Work instructions:
(1) Name each ingredient in the recipe's "For the Topping" section, without quantities.
(2) Extract everything in the recipe from "For the Topping" down to "until evenly combined.".
(3) Continue the recipe's instructions past their last step.

# Document extract start

For the Espresso Almond Crust

  • 1 1/2 cups Almond Flour
  • 1/4 cup Unsalted Butter, melted
  • 2 tbsp Granulated Sugar
  • 2 tsp Instant Espresso Powder
  • 1/4 tsp Fine Sea Salt

For the Filling

  • 24 oz Cream Cheese, softened
  • 8 oz Mascarpone Cheese, softened
  • 3/4 cup Granulated Sugar
  • 4 Large Eggs
  • 2 tbsp Cornstarch
  • 2 tbsp Kahlua or Strong Brewed Espresso, cooled
  • 2 tsp Vanilla Extract
  • 2 tsp Instant Espresso Powder

For the Topping

  • 1 1/2 cups Heavy Whipping Cream
  • 3 tbsp Powdered Sugar
  • 1/2 tsp Vanilla Extract
  • Unsweetened Cocoa Powder, for dusting
  • Dark Chocolate Shavings, for garnish

Instructions

  • Preheat the oven to 325°F and wrap a 9-inch springform pan with two layers of foil on the outside. In a bowl, stir together the almond flour, melted butter, sugar, espresso powder, and salt until evenly combined.
  • Press the mixture firmly into the bottom of the pan. Bake for 12 minutes until set and fragrant, then remove and let cool.

# Document extract end
# Collected data start

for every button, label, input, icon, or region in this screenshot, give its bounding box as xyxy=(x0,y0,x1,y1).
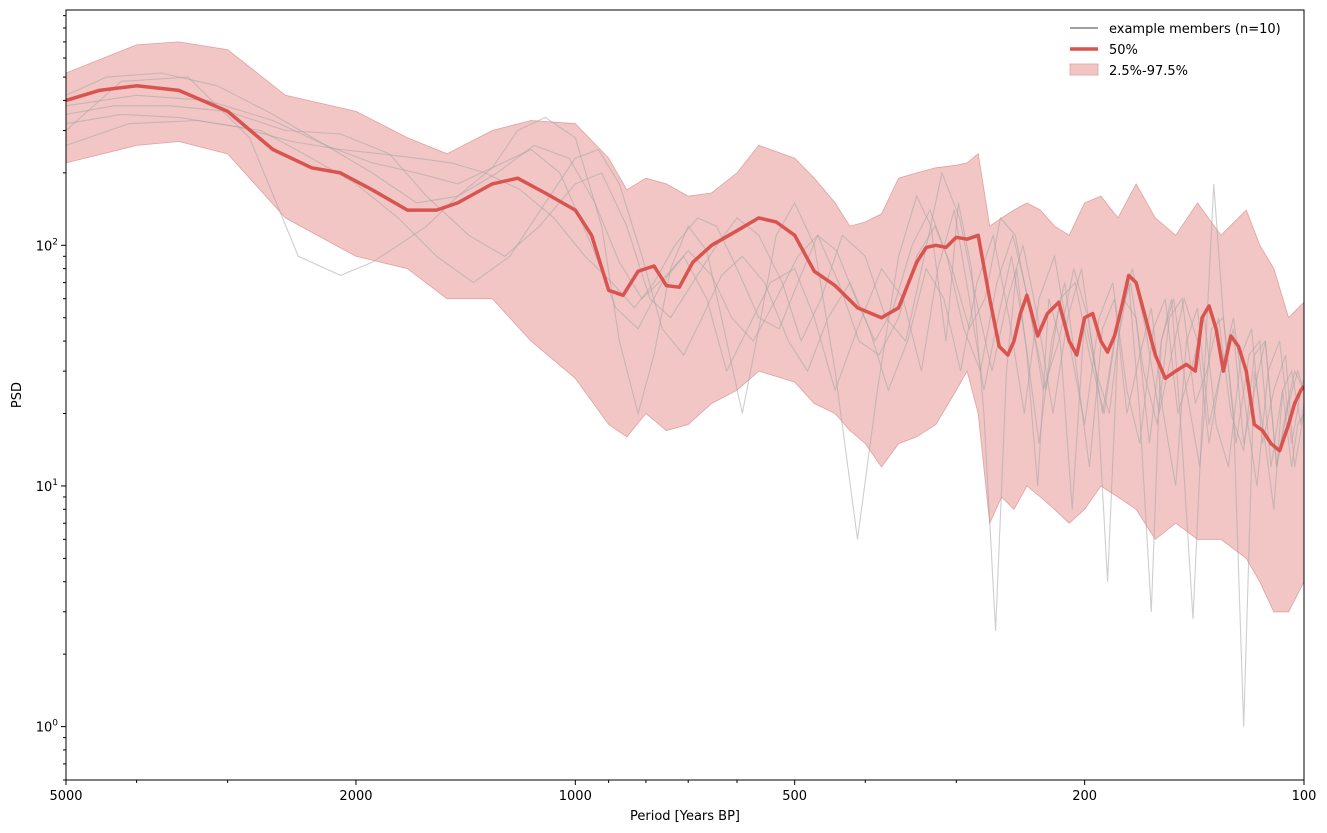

# Collected data end

Responses per task:
(1)
- Heavy Whipping Cream
- Powdered Sugar
- Vanilla Extract
- Unsweetened Cocoa Powder
- Dark Chocolate Shavings

(2)
For the Topping

  • 1 1/2 cups Heavy Whipping Cream
  • 3 tbsp Powdered Sugar
  • 1/2 tsp Vanilla Extract
  • Unsweetened Cocoa Powder, for dusting
  • Dark Chocolate Shavings, for garnish

Instructions

  • Preheat the oven to 325°F and wrap a 9-inch springform pan with two layers of foil on the outside. In a bowl, stir together the almond flour, melted butter, sugar, espresso powder, and salt until evenly combined.

(3)
  • In a large bowl, beat the cream cheese, mascarpone, and sugar on medium speed until extremely smooth and fluffy, about 4 to 5 minutes. Scrape down the sides and bottom of the bowl several times during mixing to eliminate any lumps.
  • Dissolve the 2 tsp espresso powder in the Kahlua (or brewed espresso). Add this mixture to the bowl along with the cornstarch and vanilla, and beat on low until well combined.
  • Add the eggs one at a time, mixing on low speed after each just until incorporated. The batter should be silky and smooth. Do not overmix at this stage.
  • Pour the filling over the cooled crust. Place the pan inside a roasting pan and carefully add hot water until it reaches halfway up the springform sides. Bake for 55 to 65 minutes, until the cheesecake is set around the edges with a slight wobble in the very center.
  • Turn off the oven, crack the door open a few inches, and let the cheesecake cool inside for 1 full hour. Remove from the water bath, remove the foil, and refrigerate for at least 6 hours or overnight until completely chilled.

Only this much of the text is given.